EXERCISE DETAILS: Only the text of the records below belongs in the answer, copied exactly, with pictures omitted.

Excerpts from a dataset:
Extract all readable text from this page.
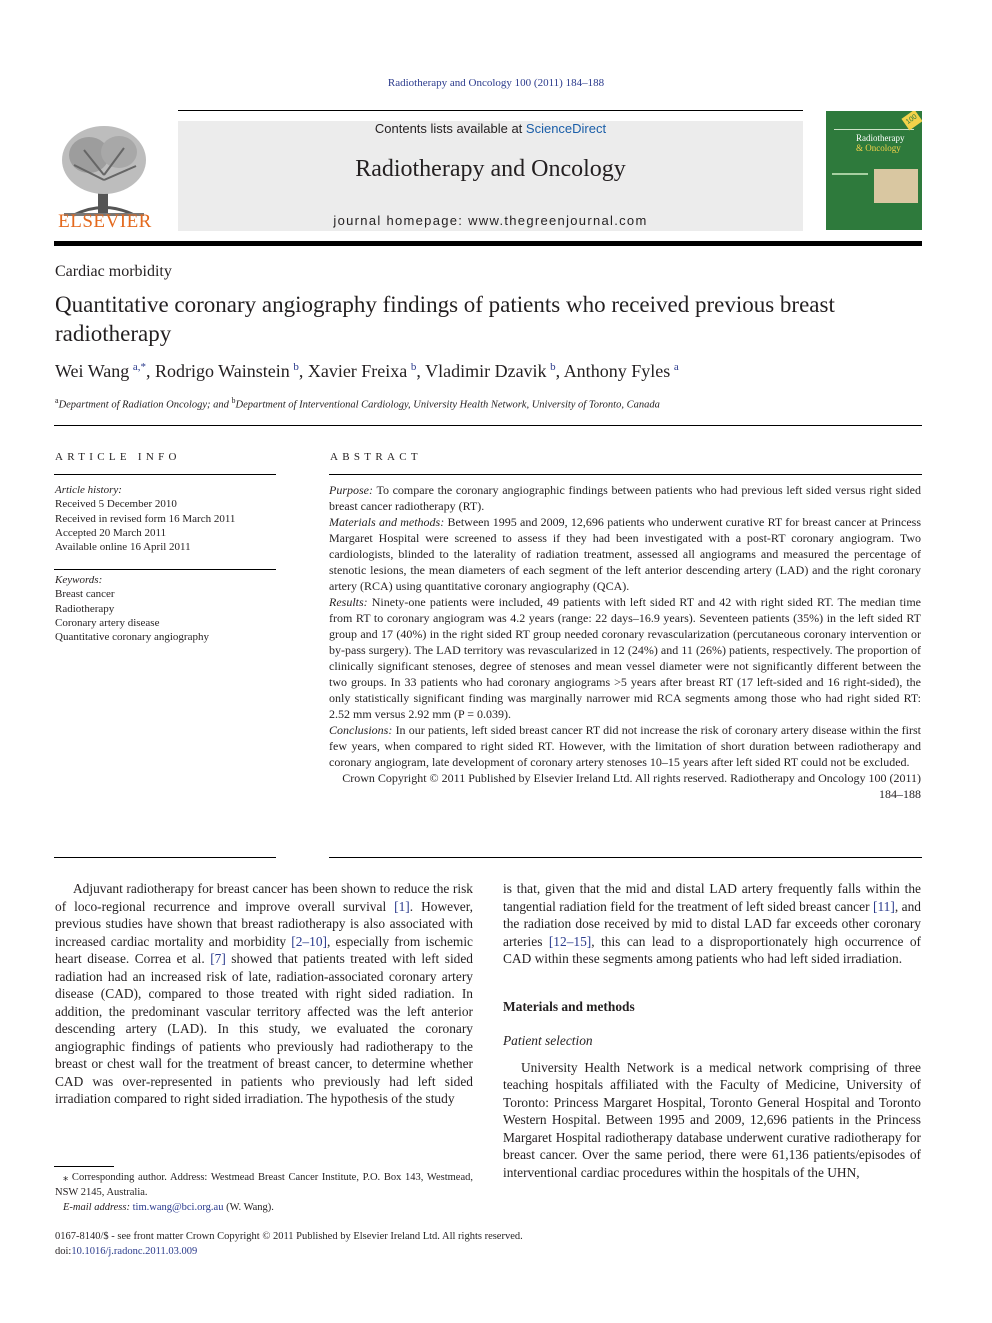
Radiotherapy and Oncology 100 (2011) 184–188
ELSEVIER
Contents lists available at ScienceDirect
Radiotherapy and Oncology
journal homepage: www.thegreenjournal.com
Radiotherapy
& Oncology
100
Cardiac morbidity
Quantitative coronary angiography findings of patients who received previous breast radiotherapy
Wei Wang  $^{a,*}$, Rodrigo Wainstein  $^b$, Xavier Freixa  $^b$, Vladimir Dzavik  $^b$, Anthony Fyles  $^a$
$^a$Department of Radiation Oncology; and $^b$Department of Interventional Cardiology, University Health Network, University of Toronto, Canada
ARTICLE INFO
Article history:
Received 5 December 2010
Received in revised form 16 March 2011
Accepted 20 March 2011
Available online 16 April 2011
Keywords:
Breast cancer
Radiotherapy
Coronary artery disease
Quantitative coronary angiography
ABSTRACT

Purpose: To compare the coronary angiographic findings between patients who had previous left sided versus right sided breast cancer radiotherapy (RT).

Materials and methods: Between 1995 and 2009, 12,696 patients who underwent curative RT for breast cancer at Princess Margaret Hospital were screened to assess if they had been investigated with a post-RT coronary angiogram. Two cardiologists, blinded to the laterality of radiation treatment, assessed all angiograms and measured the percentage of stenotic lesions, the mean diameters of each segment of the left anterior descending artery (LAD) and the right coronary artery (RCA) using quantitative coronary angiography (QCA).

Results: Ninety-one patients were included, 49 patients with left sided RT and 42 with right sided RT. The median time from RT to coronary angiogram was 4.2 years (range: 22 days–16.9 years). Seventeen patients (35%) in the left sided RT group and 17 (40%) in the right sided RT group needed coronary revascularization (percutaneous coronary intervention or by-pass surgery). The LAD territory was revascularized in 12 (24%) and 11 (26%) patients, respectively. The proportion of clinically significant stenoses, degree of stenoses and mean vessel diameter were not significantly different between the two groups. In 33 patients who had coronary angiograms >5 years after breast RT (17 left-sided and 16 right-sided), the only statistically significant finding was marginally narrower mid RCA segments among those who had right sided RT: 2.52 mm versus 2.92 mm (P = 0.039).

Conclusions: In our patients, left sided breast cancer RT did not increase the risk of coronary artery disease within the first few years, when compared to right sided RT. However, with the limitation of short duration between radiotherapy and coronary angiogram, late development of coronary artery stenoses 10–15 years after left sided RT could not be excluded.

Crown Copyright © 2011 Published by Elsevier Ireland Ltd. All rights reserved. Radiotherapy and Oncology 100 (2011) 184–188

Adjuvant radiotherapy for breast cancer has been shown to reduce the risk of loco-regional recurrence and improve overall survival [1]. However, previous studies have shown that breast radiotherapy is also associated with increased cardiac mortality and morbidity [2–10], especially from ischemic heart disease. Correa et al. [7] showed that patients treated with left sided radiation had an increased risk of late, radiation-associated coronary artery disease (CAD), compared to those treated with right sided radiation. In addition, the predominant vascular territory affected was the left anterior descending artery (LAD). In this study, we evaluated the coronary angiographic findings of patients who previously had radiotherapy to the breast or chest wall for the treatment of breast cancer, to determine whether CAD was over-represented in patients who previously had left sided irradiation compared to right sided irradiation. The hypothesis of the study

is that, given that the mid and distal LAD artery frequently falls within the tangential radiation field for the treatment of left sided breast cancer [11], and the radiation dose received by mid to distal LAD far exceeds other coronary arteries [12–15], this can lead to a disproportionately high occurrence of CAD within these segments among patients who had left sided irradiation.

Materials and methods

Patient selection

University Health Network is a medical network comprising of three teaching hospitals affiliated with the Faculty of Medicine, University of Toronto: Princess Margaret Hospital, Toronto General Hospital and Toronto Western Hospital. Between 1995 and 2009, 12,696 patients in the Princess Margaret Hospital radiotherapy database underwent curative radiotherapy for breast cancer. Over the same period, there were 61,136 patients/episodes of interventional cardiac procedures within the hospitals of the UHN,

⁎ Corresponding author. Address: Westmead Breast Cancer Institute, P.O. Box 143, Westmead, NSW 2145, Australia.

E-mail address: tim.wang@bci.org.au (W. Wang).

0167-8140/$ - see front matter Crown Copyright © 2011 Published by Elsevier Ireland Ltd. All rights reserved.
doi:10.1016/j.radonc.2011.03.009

EXERCISE ANSWER:
Extract all readable text from this page.
Radiotherapy and Oncology 100 (2011) 184–188
ELSEVIER
Contents lists available at ScienceDirect
Radiotherapy and Oncology
journal homepage: www.thegreenjournal.com
Radiotherapy
& Oncology
100
Cardiac morbidity
Quantitative coronary angiography findings of patients who received previous breast radiotherapy
Wei Wang  $^{a,*}$, Rodrigo Wainstein  $^b$, Xavier Freixa  $^b$, Vladimir Dzavik  $^b$, Anthony Fyles  $^a$
$^a$Department of Radiation Oncology; and $^b$Department of Interventional Cardiology, University Health Network, University of Toronto, Canada
ARTICLE INFO
Article history:
Received 5 December 2010
Received in revised form 16 March 2011
Accepted 20 March 2011
Available online 16 April 2011
Keywords:
Breast cancer
Radiotherapy
Coronary artery disease
Quantitative coronary angiography
ABSTRACT

Purpose: To compare the coronary angiographic findings between patients who had previous left sided versus right sided breast cancer radiotherapy (RT).

Materials and methods: Between 1995 and 2009, 12,696 patients who underwent curative RT for breast cancer at Princess Margaret Hospital were screened to assess if they had been investigated with a post-RT coronary angiogram. Two cardiologists, blinded to the laterality of radiation treatment, assessed all angiograms and measured the percentage of stenotic lesions, the mean diameters of each segment of the left anterior descending artery (LAD) and the right coronary artery (RCA) using quantitative coronary angiography (QCA).

Results: Ninety-one patients were included, 49 patients with left sided RT and 42 with right sided RT. The median time from RT to coronary angiogram was 4.2 years (range: 22 days–16.9 years). Seventeen patients (35%) in the left sided RT group and 17 (40%) in the right sided RT group needed coronary revascularization (percutaneous coronary intervention or by-pass surgery). The LAD territory was revascularized in 12 (24%) and 11 (26%) patients, respectively. The proportion of clinically significant stenoses, degree of stenoses and mean vessel diameter were not significantly different between the two groups. In 33 patients who had coronary angiograms >5 years after breast RT (17 left-sided and 16 right-sided), the only statistically significant finding was marginally narrower mid RCA segments among those who had right sided RT: 2.52 mm versus 2.92 mm (P = 0.039).

Conclusions: In our patients, left sided breast cancer RT did not increase the risk of coronary artery disease within the first few years, when compared to right sided RT. However, with the limitation of short duration between radiotherapy and coronary angiogram, late development of coronary artery stenoses 10–15 years after left sided RT could not be excluded.

Crown Copyright © 2011 Published by Elsevier Ireland Ltd. All rights reserved. Radiotherapy and Oncology 100 (2011) 184–188

Adjuvant radiotherapy for breast cancer has been shown to reduce the risk of loco-regional recurrence and improve overall survival [1]. However, previous studies have shown that breast radiotherapy is also associated with increased cardiac mortality and morbidity [2–10], especially from ischemic heart disease. Correa et al. [7] showed that patients treated with left sided radiation had an increased risk of late, radiation-associated coronary artery disease (CAD), compared to those treated with right sided radiation. In addition, the predominant vascular territory affected was the left anterior descending artery (LAD). In this study, we evaluated the coronary angiographic findings of patients who previously had radiotherapy to the breast or chest wall for the treatment of breast cancer, to determine whether CAD was over-represented in patients who previously had left sided irradiation compared to right sided irradiation. The hypothesis of the study

is that, given that the mid and distal LAD artery frequently falls within the tangential radiation field for the treatment of left sided breast cancer [11], and the radiation dose received by mid to distal LAD far exceeds other coronary arteries [12–15], this can lead to a disproportionately high occurrence of CAD within these segments among patients who had left sided irradiation.

Materials and methods

Patient selection

University Health Network is a medical network comprising of three teaching hospitals affiliated with the Faculty of Medicine, University of Toronto: Princess Margaret Hospital, Toronto General Hospital and Toronto Western Hospital. Between 1995 and 2009, 12,696 patients in the Princess Margaret Hospital radiotherapy database underwent curative radiotherapy for breast cancer. Over the same period, there were 61,136 patients/episodes of interventional cardiac procedures within the hospitals of the UHN,

⁎ Corresponding author. Address: Westmead Breast Cancer Institute, P.O. Box 143, Westmead, NSW 2145, Australia.

E-mail address: tim.wang@bci.org.au (W. Wang).

0167-8140/$ - see front matter Crown Copyright © 2011 Published by Elsevier Ireland Ltd. All rights reserved.
doi:10.1016/j.radonc.2011.03.009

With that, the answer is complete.